Pick out each line of the records that includes the string "Time", and copy it.
----
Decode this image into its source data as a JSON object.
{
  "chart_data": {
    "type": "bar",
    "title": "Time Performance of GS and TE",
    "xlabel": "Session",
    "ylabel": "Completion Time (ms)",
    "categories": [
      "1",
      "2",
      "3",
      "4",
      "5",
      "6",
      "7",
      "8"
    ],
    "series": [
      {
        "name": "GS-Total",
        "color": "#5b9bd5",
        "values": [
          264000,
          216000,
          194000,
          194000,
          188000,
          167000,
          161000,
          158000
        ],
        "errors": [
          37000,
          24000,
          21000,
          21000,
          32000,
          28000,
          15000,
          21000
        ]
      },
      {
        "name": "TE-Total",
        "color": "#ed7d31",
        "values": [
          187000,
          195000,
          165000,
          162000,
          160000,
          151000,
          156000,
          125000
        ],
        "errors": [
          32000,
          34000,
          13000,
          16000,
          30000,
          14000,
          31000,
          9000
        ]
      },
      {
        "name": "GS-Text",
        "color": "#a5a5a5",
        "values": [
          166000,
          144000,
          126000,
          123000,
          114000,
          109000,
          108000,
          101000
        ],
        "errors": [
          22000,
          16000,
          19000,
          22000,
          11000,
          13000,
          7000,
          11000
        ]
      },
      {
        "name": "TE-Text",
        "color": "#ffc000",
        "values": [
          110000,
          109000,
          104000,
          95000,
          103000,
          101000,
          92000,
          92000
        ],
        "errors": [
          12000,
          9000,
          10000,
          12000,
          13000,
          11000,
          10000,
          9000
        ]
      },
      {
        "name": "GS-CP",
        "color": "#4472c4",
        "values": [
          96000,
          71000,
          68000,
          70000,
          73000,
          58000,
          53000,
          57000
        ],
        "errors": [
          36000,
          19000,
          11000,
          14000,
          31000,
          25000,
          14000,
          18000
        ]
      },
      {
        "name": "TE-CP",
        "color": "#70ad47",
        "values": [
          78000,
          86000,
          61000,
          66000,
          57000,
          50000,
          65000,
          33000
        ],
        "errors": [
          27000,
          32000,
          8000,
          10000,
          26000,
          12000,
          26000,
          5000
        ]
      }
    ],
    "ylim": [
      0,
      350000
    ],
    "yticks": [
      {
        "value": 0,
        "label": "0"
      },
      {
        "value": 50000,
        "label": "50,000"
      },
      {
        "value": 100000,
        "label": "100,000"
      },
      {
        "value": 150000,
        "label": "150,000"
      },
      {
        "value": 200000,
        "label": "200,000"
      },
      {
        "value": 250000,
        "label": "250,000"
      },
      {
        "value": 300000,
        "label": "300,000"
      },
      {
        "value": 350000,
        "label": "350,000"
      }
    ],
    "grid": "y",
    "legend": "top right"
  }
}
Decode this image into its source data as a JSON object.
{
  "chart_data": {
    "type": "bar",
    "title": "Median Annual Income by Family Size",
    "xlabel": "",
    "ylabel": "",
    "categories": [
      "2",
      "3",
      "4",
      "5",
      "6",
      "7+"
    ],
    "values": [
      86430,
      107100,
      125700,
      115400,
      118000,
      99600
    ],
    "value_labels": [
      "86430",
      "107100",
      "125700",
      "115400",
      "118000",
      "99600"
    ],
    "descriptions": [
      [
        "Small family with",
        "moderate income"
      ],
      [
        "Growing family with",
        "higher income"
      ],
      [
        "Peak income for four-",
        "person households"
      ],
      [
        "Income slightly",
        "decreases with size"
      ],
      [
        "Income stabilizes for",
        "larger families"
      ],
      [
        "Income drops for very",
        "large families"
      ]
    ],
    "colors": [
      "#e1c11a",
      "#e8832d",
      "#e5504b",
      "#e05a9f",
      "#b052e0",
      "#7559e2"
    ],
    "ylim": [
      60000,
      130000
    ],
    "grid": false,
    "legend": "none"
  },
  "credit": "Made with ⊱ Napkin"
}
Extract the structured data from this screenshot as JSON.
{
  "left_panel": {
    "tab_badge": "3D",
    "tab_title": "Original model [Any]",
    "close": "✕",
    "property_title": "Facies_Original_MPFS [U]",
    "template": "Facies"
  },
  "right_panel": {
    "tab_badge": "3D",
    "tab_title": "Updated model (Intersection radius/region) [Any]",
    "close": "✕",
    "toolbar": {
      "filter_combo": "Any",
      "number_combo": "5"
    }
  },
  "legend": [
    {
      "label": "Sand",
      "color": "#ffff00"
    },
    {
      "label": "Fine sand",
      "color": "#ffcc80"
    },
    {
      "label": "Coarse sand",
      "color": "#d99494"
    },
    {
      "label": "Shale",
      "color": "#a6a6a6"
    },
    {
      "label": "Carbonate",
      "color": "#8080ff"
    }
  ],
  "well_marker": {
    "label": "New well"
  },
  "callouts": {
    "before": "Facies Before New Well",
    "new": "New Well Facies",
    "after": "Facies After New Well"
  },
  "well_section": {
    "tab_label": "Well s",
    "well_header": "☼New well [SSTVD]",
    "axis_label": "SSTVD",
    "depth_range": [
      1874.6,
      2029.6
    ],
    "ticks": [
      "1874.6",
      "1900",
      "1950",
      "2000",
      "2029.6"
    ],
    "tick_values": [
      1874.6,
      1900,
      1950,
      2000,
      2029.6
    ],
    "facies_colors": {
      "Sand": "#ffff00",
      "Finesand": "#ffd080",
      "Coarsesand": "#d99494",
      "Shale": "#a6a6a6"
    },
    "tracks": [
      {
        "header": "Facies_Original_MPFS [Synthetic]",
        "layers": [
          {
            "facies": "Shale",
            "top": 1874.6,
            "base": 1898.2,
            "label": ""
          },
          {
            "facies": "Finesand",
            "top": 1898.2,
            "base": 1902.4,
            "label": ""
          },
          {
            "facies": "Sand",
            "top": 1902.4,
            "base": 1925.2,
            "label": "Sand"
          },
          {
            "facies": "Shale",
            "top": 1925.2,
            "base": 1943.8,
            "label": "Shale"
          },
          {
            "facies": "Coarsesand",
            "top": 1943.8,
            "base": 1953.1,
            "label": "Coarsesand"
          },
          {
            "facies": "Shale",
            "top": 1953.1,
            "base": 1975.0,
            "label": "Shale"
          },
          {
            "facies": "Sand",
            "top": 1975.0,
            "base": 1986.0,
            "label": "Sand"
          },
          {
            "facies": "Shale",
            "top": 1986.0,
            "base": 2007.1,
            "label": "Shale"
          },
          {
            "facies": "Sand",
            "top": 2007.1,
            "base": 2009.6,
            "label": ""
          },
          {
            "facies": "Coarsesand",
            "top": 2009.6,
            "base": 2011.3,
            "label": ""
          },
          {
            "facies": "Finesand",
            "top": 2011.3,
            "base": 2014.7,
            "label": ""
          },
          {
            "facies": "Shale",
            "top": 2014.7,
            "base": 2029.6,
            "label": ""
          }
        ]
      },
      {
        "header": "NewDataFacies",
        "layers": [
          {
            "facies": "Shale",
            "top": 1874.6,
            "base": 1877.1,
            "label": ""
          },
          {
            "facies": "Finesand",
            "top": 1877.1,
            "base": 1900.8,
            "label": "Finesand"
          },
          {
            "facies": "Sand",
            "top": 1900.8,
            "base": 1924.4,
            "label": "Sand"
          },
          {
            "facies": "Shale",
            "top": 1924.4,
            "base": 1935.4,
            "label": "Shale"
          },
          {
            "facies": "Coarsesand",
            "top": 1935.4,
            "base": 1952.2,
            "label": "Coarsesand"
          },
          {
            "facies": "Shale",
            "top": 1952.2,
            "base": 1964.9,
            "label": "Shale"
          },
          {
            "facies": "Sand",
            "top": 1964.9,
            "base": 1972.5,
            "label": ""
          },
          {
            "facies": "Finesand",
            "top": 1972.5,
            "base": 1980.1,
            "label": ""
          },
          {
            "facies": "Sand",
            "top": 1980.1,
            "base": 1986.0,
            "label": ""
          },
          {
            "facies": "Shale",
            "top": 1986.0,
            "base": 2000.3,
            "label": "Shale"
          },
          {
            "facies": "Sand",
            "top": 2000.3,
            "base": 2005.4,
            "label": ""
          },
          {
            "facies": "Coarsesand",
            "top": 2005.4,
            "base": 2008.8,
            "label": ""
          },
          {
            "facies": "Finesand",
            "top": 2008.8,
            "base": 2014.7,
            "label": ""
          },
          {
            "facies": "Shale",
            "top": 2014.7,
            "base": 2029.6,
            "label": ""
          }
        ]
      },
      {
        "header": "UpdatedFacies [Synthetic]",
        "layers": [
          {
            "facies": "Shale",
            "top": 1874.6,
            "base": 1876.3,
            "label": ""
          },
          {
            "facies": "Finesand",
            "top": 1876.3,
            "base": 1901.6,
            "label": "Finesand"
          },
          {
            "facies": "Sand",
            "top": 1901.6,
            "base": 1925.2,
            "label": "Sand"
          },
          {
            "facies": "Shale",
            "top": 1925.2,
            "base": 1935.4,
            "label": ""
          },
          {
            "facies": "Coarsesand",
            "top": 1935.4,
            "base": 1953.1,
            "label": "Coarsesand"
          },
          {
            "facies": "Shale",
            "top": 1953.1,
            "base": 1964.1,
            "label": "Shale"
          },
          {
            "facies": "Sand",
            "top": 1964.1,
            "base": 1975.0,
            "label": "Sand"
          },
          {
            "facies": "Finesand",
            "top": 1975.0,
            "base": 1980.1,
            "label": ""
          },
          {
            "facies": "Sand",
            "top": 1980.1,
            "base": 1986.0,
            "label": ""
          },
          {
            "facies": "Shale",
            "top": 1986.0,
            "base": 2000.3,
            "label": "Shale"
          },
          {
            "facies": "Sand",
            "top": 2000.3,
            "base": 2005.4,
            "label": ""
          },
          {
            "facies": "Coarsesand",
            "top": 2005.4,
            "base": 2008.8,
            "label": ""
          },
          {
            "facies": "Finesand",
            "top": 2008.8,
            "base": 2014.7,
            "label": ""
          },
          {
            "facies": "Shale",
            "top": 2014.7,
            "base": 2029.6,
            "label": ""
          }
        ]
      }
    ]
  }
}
----
**FULL OUTPUT:**
    "title": "Time Performance of GS and TE",
    "ylabel": "Completion Time (ms)",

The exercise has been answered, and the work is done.